Aim =
Return each line holding the string "tanto".

************

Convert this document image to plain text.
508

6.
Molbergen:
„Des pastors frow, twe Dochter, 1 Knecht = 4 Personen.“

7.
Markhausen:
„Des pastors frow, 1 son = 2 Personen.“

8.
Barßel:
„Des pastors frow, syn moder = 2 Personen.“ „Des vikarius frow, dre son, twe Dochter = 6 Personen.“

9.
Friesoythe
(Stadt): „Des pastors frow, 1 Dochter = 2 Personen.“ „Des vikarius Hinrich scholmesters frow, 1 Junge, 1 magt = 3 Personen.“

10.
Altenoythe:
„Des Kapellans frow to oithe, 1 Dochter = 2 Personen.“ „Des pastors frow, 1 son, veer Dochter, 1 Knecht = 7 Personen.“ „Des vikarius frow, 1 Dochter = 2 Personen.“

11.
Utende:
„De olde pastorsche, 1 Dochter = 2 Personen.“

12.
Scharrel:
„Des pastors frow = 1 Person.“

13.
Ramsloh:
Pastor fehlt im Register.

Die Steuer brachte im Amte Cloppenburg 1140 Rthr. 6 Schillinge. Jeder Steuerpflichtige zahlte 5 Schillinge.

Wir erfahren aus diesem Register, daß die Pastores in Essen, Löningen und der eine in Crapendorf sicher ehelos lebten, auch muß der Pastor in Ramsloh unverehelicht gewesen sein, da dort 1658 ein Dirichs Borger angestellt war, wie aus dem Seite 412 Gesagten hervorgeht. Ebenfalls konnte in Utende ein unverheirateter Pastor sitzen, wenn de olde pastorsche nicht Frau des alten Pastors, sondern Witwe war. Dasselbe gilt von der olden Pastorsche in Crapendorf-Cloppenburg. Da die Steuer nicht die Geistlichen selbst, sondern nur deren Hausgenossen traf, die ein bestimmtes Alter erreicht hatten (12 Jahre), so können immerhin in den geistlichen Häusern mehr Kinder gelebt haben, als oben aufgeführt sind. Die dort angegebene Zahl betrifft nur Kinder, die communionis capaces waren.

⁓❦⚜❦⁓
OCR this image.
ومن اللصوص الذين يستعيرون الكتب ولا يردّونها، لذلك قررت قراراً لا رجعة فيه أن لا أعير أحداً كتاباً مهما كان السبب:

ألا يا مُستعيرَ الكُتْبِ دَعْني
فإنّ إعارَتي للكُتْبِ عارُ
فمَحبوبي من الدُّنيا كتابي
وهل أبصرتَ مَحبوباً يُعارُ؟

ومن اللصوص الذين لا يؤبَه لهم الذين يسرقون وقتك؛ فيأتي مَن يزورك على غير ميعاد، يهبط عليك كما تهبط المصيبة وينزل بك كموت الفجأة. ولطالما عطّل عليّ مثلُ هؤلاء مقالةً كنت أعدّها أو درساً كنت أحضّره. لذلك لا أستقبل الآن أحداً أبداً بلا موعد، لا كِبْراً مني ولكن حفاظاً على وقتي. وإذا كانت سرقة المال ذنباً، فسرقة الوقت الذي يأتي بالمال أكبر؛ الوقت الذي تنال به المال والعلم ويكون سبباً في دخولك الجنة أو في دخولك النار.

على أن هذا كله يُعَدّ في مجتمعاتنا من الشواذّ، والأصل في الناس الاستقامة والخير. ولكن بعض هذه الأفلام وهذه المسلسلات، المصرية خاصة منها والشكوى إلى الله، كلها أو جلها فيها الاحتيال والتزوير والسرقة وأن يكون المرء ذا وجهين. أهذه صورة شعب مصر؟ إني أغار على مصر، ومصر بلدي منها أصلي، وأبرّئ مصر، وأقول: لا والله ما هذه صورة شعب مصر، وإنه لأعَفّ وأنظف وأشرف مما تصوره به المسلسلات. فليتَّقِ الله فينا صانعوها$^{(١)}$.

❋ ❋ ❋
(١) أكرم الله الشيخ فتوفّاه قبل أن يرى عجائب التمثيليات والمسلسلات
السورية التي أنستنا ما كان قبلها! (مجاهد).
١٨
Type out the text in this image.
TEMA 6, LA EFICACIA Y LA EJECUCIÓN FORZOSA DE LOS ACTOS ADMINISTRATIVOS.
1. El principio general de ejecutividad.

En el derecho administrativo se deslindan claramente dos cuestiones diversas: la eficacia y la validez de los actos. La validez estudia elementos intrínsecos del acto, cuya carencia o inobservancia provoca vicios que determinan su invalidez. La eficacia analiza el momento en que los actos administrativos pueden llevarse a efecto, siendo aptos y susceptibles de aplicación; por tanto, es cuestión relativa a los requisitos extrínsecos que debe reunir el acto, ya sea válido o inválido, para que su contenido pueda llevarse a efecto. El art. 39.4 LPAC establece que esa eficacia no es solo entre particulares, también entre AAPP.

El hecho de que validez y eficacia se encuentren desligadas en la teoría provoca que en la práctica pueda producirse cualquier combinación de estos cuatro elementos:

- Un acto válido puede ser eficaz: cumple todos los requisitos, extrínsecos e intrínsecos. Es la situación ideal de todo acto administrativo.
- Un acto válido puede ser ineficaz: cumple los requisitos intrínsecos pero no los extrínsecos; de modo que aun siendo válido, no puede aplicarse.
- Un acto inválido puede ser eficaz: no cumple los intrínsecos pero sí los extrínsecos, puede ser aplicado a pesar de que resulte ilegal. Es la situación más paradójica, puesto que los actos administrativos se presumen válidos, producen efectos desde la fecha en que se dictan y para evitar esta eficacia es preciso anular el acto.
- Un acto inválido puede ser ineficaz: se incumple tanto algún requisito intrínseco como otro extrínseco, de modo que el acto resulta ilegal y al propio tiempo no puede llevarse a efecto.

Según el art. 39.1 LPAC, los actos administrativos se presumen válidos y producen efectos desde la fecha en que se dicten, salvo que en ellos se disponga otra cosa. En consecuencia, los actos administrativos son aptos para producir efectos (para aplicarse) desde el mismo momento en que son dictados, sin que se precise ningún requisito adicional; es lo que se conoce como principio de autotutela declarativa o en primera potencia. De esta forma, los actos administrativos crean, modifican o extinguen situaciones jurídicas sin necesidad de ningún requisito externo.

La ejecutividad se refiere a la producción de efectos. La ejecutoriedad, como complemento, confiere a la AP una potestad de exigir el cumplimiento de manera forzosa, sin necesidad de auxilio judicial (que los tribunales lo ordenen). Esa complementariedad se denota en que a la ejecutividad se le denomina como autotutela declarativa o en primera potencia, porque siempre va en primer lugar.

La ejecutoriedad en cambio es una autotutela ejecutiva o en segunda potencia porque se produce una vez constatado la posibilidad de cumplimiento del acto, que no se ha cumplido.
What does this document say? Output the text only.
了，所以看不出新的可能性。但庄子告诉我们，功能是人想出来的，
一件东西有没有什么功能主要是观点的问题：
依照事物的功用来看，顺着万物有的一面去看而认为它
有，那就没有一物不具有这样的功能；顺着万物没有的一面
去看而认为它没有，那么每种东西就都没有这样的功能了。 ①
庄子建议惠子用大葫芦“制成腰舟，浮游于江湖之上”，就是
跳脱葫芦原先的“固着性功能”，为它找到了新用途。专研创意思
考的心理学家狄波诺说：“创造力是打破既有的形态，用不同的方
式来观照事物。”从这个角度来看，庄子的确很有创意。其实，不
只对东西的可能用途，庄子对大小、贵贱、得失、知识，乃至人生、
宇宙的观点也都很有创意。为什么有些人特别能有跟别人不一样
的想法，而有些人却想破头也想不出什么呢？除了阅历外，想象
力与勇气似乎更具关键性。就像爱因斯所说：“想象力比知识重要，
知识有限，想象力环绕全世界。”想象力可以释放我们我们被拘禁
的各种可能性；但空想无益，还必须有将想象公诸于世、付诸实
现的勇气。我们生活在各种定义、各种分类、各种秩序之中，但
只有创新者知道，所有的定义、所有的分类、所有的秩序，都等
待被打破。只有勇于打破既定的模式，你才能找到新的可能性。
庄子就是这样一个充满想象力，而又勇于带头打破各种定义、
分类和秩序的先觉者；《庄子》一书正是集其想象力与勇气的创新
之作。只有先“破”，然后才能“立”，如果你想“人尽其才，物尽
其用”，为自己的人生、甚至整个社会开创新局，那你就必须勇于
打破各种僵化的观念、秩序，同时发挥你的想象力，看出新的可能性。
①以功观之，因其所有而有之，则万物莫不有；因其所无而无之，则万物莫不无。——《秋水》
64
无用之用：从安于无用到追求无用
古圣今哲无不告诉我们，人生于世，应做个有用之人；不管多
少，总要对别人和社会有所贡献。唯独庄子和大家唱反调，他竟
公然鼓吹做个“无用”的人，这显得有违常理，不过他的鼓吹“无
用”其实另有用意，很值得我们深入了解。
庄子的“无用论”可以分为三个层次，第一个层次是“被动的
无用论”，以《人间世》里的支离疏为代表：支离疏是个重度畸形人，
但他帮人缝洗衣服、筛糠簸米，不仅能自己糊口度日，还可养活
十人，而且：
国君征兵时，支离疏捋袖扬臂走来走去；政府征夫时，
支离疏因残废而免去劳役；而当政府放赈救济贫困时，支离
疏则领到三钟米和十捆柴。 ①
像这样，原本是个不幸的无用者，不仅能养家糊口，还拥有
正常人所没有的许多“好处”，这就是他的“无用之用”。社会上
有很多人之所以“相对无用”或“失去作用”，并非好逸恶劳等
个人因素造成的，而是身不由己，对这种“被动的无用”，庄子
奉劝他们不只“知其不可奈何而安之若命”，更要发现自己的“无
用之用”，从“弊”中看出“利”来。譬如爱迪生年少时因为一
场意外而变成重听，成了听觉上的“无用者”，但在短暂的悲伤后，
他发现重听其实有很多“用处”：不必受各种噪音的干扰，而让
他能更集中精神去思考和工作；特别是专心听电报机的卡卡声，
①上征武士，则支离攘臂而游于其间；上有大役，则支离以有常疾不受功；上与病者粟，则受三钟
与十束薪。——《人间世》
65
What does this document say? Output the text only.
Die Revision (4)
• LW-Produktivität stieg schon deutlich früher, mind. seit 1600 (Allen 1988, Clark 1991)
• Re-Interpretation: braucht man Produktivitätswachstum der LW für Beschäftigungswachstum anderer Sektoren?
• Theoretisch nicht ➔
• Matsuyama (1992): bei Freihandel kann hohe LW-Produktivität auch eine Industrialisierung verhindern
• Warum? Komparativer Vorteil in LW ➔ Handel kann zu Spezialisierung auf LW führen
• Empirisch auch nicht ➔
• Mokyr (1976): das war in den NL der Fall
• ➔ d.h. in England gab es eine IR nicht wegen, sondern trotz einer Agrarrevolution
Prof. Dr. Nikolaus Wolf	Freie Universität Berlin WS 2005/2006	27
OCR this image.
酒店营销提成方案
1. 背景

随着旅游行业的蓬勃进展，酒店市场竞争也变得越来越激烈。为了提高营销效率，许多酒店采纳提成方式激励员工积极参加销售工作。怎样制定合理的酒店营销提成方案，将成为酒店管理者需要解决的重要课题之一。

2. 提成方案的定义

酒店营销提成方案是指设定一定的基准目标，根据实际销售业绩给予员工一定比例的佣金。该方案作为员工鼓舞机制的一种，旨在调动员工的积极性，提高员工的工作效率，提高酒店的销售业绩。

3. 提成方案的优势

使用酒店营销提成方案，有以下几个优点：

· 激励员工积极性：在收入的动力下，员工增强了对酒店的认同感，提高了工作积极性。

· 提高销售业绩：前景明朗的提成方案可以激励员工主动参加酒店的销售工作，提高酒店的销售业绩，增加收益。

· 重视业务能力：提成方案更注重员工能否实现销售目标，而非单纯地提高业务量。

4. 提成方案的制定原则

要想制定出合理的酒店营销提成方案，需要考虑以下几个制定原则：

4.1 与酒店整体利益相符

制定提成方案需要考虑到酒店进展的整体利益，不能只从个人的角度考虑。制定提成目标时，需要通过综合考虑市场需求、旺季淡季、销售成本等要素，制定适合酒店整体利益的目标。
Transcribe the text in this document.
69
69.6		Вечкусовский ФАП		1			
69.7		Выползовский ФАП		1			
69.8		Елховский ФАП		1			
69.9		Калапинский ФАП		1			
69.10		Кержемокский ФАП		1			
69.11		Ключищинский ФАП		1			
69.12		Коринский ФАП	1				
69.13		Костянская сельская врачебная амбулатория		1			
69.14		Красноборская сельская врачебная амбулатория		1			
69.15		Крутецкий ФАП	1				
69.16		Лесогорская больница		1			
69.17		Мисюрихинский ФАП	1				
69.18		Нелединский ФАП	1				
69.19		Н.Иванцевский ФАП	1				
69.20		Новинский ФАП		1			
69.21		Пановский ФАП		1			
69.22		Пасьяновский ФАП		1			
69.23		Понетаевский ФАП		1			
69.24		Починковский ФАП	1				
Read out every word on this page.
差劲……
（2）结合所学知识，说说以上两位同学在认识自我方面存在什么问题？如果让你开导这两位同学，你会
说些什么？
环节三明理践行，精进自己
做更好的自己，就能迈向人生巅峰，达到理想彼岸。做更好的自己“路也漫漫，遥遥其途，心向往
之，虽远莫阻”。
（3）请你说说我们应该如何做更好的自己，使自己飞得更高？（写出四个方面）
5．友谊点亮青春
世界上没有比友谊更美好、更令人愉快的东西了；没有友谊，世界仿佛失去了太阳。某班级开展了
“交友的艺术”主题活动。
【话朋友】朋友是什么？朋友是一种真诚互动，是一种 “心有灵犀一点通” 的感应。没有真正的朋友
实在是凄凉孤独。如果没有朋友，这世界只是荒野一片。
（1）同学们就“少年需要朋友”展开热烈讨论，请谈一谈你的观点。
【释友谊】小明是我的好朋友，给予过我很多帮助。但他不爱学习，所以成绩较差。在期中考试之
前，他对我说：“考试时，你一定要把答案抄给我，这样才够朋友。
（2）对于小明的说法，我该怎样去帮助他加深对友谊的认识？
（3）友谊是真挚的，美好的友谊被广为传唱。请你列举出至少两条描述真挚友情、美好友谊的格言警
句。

************

Finished exercise =
En el derecho administrativo se deslindan claramente dos cuestiones diversas: la eficacia y la validez de los actos. La validez estudia elementos intrínsecos del acto, cuya carencia o inobservancia provoca vicios que determinan su invalidez. La eficacia analiza el momento en que los actos administrativos pueden llevarse a efecto, siendo aptos y susceptibles de aplicación; por tanto, es cuestión relativa a los requisitos extrínsecos que debe reunir el acto, ya sea válido o inválido, para que su contenido pueda llevarse a efecto. El art. 39.4 LPAC establece que esa eficacia no es solo entre particulares, también entre AAPP.
- Un acto inválido puede ser ineficaz: se incumple tanto algún requisito intrínseco como otro extrínseco, de modo que el acto resulta ilegal y al propio tiempo no puede llevarse a efecto.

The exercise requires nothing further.